AIM -
Recast the records as a Markdown table with the columns Row and Line, numbering each line and leaving out blank lines. Start with the first line of the records and go on through the line containing "y-tick-label: 251.5 xyxy=(647,169,685,186)", including both.

[Raw records]
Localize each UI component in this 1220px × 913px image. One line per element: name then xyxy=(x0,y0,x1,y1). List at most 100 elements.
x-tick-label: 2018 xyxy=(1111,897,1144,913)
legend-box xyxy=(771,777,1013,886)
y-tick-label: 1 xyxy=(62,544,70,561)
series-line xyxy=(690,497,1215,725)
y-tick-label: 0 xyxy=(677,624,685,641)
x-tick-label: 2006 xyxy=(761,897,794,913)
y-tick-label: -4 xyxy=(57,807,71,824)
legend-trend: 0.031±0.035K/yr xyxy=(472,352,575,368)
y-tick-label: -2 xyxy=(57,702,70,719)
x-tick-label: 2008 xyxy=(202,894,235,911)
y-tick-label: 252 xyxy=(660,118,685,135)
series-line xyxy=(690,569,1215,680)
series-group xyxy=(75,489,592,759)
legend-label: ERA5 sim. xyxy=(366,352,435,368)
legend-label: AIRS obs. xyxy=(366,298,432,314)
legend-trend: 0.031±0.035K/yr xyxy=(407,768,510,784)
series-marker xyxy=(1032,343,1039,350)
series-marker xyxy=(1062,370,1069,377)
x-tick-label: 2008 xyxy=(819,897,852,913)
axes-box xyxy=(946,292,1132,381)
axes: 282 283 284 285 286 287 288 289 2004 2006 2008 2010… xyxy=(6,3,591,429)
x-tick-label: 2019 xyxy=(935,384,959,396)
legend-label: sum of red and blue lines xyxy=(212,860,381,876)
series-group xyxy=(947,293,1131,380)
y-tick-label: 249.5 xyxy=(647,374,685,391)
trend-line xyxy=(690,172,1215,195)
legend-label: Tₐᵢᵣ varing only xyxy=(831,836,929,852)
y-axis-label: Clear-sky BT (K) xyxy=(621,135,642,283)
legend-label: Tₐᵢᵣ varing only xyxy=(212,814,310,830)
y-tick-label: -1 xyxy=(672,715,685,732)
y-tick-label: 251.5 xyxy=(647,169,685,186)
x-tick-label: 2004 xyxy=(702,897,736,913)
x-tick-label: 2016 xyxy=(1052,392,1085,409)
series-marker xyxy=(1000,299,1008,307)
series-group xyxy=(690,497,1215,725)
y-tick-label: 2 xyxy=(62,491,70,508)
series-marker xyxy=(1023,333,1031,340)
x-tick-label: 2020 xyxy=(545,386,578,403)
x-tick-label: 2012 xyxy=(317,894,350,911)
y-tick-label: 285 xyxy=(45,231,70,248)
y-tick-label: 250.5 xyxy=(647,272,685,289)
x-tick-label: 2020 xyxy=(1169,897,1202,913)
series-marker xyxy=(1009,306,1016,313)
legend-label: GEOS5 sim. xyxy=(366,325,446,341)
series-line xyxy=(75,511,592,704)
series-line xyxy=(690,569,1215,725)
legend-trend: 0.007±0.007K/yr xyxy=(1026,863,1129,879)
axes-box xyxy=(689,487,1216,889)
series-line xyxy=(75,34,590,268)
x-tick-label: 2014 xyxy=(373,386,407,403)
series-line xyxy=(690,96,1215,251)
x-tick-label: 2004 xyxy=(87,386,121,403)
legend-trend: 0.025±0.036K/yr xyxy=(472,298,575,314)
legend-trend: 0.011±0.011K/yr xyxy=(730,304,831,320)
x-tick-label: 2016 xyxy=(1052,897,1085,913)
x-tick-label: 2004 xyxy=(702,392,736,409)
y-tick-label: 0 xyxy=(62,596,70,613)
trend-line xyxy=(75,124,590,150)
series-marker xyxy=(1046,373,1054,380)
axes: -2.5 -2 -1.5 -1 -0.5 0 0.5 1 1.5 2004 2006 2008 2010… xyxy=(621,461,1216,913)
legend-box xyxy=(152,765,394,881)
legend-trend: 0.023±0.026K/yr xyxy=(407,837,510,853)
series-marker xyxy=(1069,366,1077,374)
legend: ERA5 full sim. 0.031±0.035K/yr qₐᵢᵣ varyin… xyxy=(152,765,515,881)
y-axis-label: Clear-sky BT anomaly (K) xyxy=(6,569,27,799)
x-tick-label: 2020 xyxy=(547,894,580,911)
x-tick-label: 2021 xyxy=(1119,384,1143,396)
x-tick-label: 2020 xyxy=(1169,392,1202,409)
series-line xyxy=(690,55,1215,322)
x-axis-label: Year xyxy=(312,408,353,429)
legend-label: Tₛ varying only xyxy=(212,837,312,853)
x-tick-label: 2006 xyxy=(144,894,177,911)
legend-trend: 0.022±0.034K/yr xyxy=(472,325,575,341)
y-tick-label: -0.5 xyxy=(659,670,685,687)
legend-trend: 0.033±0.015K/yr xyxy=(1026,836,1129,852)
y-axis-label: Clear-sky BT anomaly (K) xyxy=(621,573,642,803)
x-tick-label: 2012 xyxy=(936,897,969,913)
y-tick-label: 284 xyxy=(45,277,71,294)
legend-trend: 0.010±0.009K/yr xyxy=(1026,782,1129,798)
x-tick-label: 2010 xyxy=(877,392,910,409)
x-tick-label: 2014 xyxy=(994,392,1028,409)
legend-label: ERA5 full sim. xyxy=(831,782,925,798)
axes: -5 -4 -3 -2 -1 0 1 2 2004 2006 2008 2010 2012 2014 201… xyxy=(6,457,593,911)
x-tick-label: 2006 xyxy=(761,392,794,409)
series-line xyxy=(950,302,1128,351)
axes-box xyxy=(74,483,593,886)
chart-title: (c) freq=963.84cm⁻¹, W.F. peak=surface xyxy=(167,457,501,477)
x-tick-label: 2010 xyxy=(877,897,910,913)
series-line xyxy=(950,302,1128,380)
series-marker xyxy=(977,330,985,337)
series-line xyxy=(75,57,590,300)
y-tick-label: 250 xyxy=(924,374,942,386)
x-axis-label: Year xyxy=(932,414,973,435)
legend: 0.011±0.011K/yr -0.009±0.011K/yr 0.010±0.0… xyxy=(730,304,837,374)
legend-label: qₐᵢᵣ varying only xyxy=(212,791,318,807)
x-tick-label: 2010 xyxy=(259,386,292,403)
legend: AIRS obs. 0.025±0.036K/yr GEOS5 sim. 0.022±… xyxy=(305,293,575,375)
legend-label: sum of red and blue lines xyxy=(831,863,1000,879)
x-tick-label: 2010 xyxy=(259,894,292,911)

TASK RESPONSE -
| Row | Line |
|---|---|
| 1 | Localize each UI component in this 1220px × 913px image. One line per element: name then xyxy=(x0,y0,x1,y1). List at most 100 elements. |
| 2 | x-tick-label: 2018 xyxy=(1111,897,1144,913) |
| 3 | legend-box xyxy=(771,777,1013,886) |
| 4 | y-tick-label: 1 xyxy=(62,544,70,561) |
| 5 | series-line xyxy=(690,497,1215,725) |
| 6 | y-tick-label: 0 xyxy=(677,624,685,641) |
| 7 | x-tick-label: 2006 xyxy=(761,897,794,913) |
| 8 | y-tick-label: -4 xyxy=(57,807,71,824) |
| 9 | legend-trend: 0.031±0.035K/yr xyxy=(472,352,575,368) |
| 10 | y-tick-label: -2 xyxy=(57,702,70,719) |
| 11 | x-tick-label: 2008 xyxy=(202,894,235,911) |
| 12 | y-tick-label: 252 xyxy=(660,118,685,135) |
| 13 | series-line xyxy=(690,569,1215,680) |
| 14 | series-group xyxy=(75,489,592,759) |
| 15 | legend-label: ERA5 sim. xyxy=(366,352,435,368) |
| 16 | legend-label: AIRS obs. xyxy=(366,298,432,314) |
| 17 | legend-trend: 0.031±0.035K/yr xyxy=(407,768,510,784) |
| 18 | series-marker xyxy=(1032,343,1039,350) |
| 19 | series-marker xyxy=(1062,370,1069,377) |
| 20 | x-tick-label: 2008 xyxy=(819,897,852,913) |
| 21 | axes-box xyxy=(946,292,1132,381) |
| 22 | axes: 282 283 284 285 286 287 288 289 2004 2006 2008 2010… xyxy=(6,3,591,429) |
| 23 | x-tick-label: 2019 xyxy=(935,384,959,396) |
| 24 | legend-label: sum of red and blue lines xyxy=(212,860,381,876) |
| 25 | series-group xyxy=(947,293,1131,380) |
| 26 | y-tick-label: 249.5 xyxy=(647,374,685,391) |
| 27 | trend-line xyxy=(690,172,1215,195) |
| 28 | legend-label: Tₐᵢᵣ varing only xyxy=(831,836,929,852) |
| 29 | y-axis-label: Clear-sky BT (K) xyxy=(621,135,642,283) |
| 30 | legend-label: Tₐᵢᵣ varing only xyxy=(212,814,310,830) |
| 31 | y-tick-label: -1 xyxy=(672,715,685,732) |
| 32 | y-tick-label: 251.5 xyxy=(647,169,685,186) |